§ To do: Gather the lines below that include the string "stealing", copying each in full.

§ Data for this task:
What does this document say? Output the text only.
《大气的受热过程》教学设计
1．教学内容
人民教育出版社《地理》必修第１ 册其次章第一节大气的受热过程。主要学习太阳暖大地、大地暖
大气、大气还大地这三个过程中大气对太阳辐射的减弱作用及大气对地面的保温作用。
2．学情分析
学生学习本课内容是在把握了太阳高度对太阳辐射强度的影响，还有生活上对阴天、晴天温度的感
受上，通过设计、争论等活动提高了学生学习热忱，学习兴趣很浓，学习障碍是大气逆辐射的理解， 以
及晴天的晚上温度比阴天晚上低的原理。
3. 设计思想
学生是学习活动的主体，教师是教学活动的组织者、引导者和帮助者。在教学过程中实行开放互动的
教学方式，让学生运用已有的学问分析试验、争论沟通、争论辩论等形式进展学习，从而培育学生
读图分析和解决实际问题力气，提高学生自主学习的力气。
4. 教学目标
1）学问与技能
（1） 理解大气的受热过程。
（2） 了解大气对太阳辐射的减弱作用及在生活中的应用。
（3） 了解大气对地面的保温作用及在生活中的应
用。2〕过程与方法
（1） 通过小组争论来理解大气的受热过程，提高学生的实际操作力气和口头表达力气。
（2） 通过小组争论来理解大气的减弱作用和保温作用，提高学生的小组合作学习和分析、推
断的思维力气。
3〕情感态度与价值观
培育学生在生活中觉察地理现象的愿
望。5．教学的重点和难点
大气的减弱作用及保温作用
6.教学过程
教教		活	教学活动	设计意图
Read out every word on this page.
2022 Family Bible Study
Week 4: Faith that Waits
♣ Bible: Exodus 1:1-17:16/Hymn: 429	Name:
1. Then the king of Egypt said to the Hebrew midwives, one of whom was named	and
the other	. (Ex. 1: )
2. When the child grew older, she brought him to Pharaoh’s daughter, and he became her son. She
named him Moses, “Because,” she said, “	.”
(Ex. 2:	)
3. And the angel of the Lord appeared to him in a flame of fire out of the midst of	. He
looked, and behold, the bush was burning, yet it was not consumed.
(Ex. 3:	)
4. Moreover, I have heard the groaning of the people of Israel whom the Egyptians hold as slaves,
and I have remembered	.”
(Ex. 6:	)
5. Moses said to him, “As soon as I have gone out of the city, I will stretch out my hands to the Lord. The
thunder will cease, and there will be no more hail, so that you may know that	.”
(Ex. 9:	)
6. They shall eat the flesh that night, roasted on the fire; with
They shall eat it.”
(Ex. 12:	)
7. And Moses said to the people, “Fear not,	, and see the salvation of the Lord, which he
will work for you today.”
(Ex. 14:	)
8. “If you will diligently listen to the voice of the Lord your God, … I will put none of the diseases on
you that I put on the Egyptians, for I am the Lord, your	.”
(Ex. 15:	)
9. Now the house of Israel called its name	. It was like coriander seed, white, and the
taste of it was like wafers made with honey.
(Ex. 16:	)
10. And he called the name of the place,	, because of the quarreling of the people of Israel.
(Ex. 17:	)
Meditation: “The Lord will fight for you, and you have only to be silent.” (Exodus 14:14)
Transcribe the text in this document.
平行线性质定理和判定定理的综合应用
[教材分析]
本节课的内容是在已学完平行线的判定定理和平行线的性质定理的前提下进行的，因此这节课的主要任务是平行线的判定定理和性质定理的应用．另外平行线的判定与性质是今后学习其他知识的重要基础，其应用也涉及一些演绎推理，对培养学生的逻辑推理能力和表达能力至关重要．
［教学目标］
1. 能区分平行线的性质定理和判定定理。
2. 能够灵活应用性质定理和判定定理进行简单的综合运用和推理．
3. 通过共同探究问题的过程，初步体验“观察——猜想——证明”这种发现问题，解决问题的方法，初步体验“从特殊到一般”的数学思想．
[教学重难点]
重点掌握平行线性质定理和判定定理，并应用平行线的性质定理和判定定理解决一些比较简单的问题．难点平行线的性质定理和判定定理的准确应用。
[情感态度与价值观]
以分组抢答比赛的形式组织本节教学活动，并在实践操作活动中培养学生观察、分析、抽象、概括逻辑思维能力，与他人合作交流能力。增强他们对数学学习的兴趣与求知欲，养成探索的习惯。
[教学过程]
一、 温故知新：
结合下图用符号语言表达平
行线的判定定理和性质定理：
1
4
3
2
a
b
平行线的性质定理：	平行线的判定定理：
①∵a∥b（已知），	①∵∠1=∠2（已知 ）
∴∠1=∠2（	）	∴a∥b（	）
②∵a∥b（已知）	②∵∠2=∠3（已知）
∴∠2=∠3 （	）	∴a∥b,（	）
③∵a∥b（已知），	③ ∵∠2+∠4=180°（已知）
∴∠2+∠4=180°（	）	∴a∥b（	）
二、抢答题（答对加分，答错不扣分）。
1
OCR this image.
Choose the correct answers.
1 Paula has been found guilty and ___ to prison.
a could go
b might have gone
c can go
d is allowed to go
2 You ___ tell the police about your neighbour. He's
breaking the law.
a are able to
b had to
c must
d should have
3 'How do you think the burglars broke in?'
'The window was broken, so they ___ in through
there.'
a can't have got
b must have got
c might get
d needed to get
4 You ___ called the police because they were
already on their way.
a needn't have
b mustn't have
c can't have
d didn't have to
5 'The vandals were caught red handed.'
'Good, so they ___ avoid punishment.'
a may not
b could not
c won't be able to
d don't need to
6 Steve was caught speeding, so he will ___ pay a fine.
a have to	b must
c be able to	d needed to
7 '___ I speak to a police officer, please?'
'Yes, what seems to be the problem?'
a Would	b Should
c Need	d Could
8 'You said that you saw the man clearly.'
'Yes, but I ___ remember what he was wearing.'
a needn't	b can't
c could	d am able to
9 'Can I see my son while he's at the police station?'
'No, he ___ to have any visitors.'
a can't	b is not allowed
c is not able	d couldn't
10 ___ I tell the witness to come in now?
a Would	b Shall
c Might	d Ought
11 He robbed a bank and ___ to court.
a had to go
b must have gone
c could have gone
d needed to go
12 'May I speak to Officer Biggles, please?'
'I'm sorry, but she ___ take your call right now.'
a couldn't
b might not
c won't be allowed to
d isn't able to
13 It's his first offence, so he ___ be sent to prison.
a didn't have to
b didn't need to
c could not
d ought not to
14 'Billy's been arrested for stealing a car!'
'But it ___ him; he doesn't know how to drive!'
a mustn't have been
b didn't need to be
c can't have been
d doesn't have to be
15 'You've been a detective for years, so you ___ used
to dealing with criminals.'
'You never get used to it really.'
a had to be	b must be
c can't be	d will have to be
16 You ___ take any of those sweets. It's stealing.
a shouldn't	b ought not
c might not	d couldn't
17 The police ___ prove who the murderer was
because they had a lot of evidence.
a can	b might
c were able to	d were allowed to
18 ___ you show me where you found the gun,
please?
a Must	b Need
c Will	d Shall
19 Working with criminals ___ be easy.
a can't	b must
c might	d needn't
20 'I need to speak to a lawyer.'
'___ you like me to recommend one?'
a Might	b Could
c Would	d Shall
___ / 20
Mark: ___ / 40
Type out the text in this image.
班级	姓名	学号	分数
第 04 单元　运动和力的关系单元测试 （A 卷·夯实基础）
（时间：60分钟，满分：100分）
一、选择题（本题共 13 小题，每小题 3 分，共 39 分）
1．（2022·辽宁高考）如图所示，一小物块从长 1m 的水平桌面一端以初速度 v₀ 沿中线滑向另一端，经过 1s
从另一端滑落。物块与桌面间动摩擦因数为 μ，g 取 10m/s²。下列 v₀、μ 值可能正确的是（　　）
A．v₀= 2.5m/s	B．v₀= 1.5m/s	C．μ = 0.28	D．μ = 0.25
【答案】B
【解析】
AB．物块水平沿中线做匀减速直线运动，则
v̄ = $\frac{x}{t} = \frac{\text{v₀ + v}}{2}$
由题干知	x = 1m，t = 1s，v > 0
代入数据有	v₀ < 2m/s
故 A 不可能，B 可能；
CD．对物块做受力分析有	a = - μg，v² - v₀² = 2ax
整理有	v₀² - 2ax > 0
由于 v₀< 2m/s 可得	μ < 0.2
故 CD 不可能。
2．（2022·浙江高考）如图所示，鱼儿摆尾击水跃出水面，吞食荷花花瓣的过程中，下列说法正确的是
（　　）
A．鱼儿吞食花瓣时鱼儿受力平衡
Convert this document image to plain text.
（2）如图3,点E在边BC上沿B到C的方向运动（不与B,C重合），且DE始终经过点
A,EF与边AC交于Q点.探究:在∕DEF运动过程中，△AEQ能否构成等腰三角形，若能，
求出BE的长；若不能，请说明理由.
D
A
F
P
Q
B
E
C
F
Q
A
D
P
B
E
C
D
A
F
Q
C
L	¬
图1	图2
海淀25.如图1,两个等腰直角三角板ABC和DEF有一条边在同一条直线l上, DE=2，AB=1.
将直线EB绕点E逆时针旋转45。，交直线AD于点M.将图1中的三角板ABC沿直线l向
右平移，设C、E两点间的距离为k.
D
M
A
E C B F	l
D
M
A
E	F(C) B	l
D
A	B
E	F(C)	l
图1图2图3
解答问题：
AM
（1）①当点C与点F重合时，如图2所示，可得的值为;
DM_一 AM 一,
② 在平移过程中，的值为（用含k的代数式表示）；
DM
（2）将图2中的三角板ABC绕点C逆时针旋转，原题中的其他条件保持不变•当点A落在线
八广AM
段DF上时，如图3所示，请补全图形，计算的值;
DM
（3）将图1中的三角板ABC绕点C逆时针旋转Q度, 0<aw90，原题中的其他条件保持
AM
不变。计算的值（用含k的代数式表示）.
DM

§ Result for this task:
14 'Billy's been arrested for stealing a car!'
16 You ___ take any of those sweets. It's stealing.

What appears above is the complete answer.